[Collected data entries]
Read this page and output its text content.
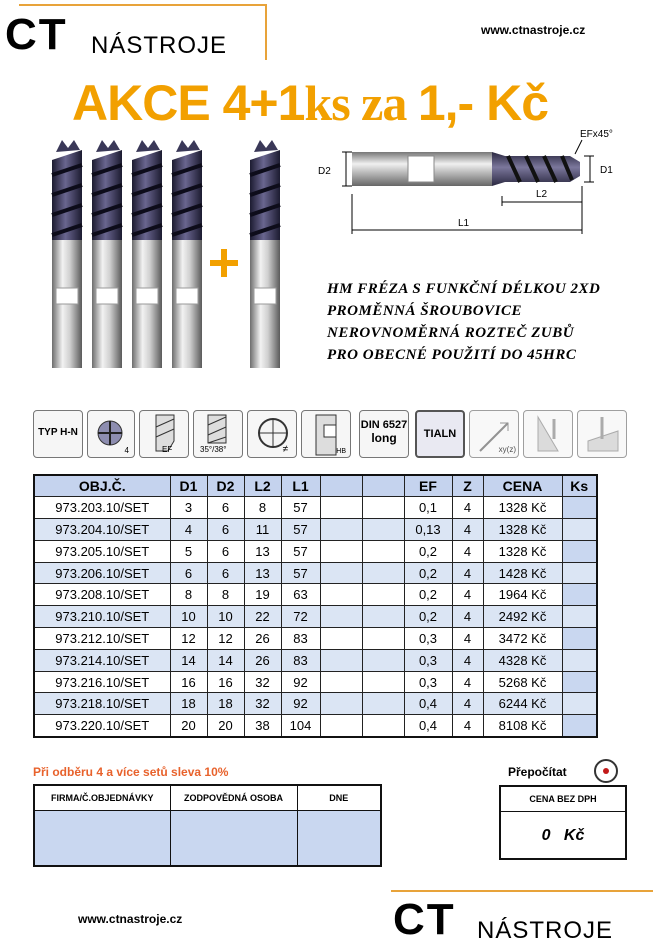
CT NÁSTROJE
www.ctnastroje.cz
AKCE 4+1ks za 1,- Kč
D2	D1
L2
L1
EFx45°
HM FRÉZA S FUNKČNÍ DÉLKOU 2XD
PROMĚNNÁ ŠROUBOVICE
NEROVNOMĚRNÁ ROZTEČ ZUBŮ
PRO OBECNÉ POUŽITÍ DO 45HRC
TYP H-N
4	EF	35°/38°	≠	HB
DIN 6527
long	TIALN
xy(z)
OBJ.Č.	D1	D2	L2	L1			EF	Z	CENA	Ks
973.203.10/SET	3	6	8	57			0,1	4	1328 Kč	
973.204.10/SET	4	6	11	57			0,13	4	1328 Kč	
973.205.10/SET	5	6	13	57			0,2	4	1328 Kč	
973.206.10/SET	6	6	13	57			0,2	4	1428 Kč	
973.208.10/SET	8	8	19	63			0,2	4	1964 Kč	
973.210.10/SET	10	10	22	72			0,2	4	2492 Kč	
973.212.10/SET	12	12	26	83			0,3	4	3472 Kč	
973.214.10/SET	14	14	26	83			0,3	4	4328 Kč	
973.216.10/SET	16	16	32	92			0,3	4	5268 Kč	
973.218.10/SET	18	18	32	92			0,4	4	6244 Kč	
973.220.10/SET	20	20	38	104			0,4	4	8108 Kč	
Při odběru 4 a více setů sleva 10%	Přepočítat
FIRMA/Č.OBJEDNÁVKY	ZODPOVĚDNÁ OSOBA	DNE
			CENA BEZ DPH
0 Kč
www.ctnastroje.cz	CT NÁSTROJE
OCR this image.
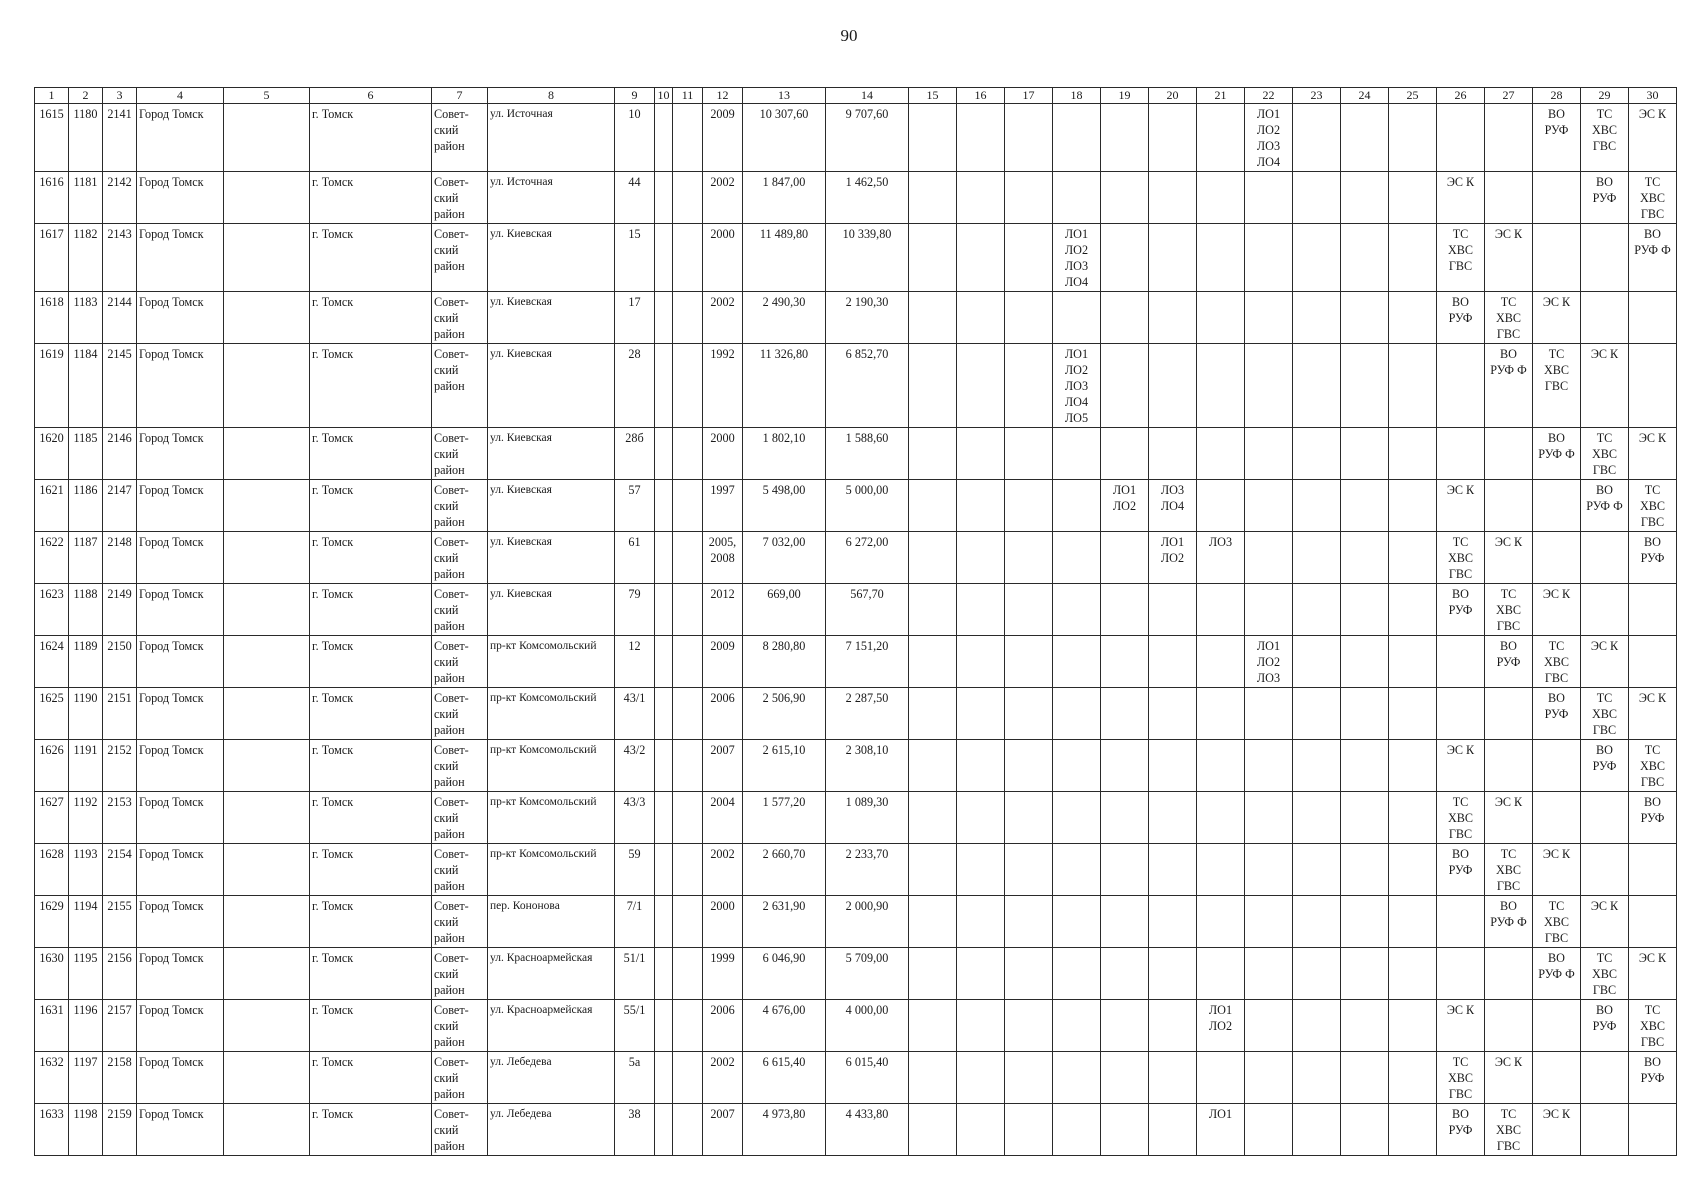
90
1	2	3	4	5	6	7	8	9	10	11	12	13	14	15	16	17	18	19	20	21	22	23	24	25	26	27	28	29	30
1615	1180	2141	Город Томск		г. Томск	Совет-
ский
район	ул. Источная	10			2009	10 307,60	9 707,60								ЛО1
ЛО2
ЛО3
ЛО4						ВО
РУФ	ТС
ХВС
ГВС	ЭС К
1616	1181	2142	Город Томск		г. Томск	Совет-
ский
район	ул. Источная	44			2002	1 847,00	1 462,50												ЭС К			ВО
РУФ	ТС
ХВС
ГВС
1617	1182	2143	Город Томск		г. Томск	Совет-
ский
район	ул. Киевская	15			2000	11 489,80	10 339,80				ЛО1
ЛО2
ЛО3
ЛО4								ТС
ХВС
ГВС	ЭС К			ВО
РУФ Ф
1618	1183	2144	Город Томск		г. Томск	Совет-
ский
район	ул. Киевская	17			2002	2 490,30	2 190,30												ВО
РУФ	ТС
ХВС
ГВС	ЭС К		
1619	1184	2145	Город Томск		г. Томск	Совет-
ский
район	ул. Киевская	28			1992	11 326,80	6 852,70				ЛО1
ЛО2
ЛО3
ЛО4
ЛО5									ВО
РУФ Ф	ТС
ХВС
ГВС	ЭС К	
1620	1185	2146	Город Томск		г. Томск	Совет-
ский
район	ул. Киевская	28б			2000	1 802,10	1 588,60														ВО
РУФ Ф	ТС
ХВС
ГВС	ЭС К
1621	1186	2147	Город Томск		г. Томск	Совет-
ский
район	ул. Киевская	57			1997	5 498,00	5 000,00					ЛО1
ЛО2	ЛО3
ЛО4						ЭС К			ВО
РУФ Ф	ТС
ХВС
ГВС
1622	1187	2148	Город Томск		г. Томск	Совет-
ский
район	ул. Киевская	61			2005,
2008	7 032,00	6 272,00						ЛО1
ЛО2	ЛО3					ТС
ХВС
ГВС	ЭС К			ВО
РУФ
1623	1188	2149	Город Томск		г. Томск	Совет-
ский
район	ул. Киевская	79			2012	669,00	567,70												ВО
РУФ	ТС
ХВС
ГВС	ЭС К		
1624	1189	2150	Город Томск		г. Томск	Совет-
ский
район	пр-кт Комсомольский	12			2009	8 280,80	7 151,20								ЛО1
ЛО2
ЛО3					ВО
РУФ	ТС
ХВС
ГВС	ЭС К	
1625	1190	2151	Город Томск		г. Томск	Совет-
ский
район	пр-кт Комсомольский	43/1			2006	2 506,90	2 287,50														ВО
РУФ	ТС
ХВС
ГВС	ЭС К
1626	1191	2152	Город Томск		г. Томск	Совет-
ский
район	пр-кт Комсомольский	43/2			2007	2 615,10	2 308,10												ЭС К			ВО
РУФ	ТС
ХВС
ГВС
1627	1192	2153	Город Томск		г. Томск	Совет-
ский
район	пр-кт Комсомольский	43/3			2004	1 577,20	1 089,30												ТС
ХВС
ГВС	ЭС К			ВО
РУФ
1628	1193	2154	Город Томск		г. Томск	Совет-
ский
район	пр-кт Комсомольский	59			2002	2 660,70	2 233,70												ВО
РУФ	ТС
ХВС
ГВС	ЭС К		
1629	1194	2155	Город Томск		г. Томск	Совет-
ский
район	пер. Кононова	7/1			2000	2 631,90	2 000,90													ВО
РУФ Ф	ТС
ХВС
ГВС	ЭС К	
1630	1195	2156	Город Томск		г. Томск	Совет-
ский
район	ул. Красноармейская	51/1			1999	6 046,90	5 709,00														ВО
РУФ Ф	ТС
ХВС
ГВС	ЭС К
1631	1196	2157	Город Томск		г. Томск	Совет-
ский
район	ул. Красноармейская	55/1			2006	4 676,00	4 000,00							ЛО1
ЛО2					ЭС К			ВО
РУФ	ТС
ХВС
ГВС
1632	1197	2158	Город Томск		г. Томск	Совет-
ский
район	ул. Лебедева	5а			2002	6 615,40	6 015,40												ТС
ХВС
ГВС	ЭС К			ВО
РУФ
1633	1198	2159	Город Томск		г. Томск	Совет-
ский
район	ул. Лебедева	38			2007	4 973,80	4 433,80							ЛО1					ВО
РУФ	ТС
ХВС
ГВС	ЭС К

> [WHAT YOU SHOULD DO]
Gather all lines from the listing above in which "Лебедева" occurs.

> [ANSWER BELOW]
район	ул. Лебедева	5а			2002	6 615,40	6 015,40												ТС
район	ул. Лебедева	38			2007	4 973,80	4 433,80							ЛО1					ВО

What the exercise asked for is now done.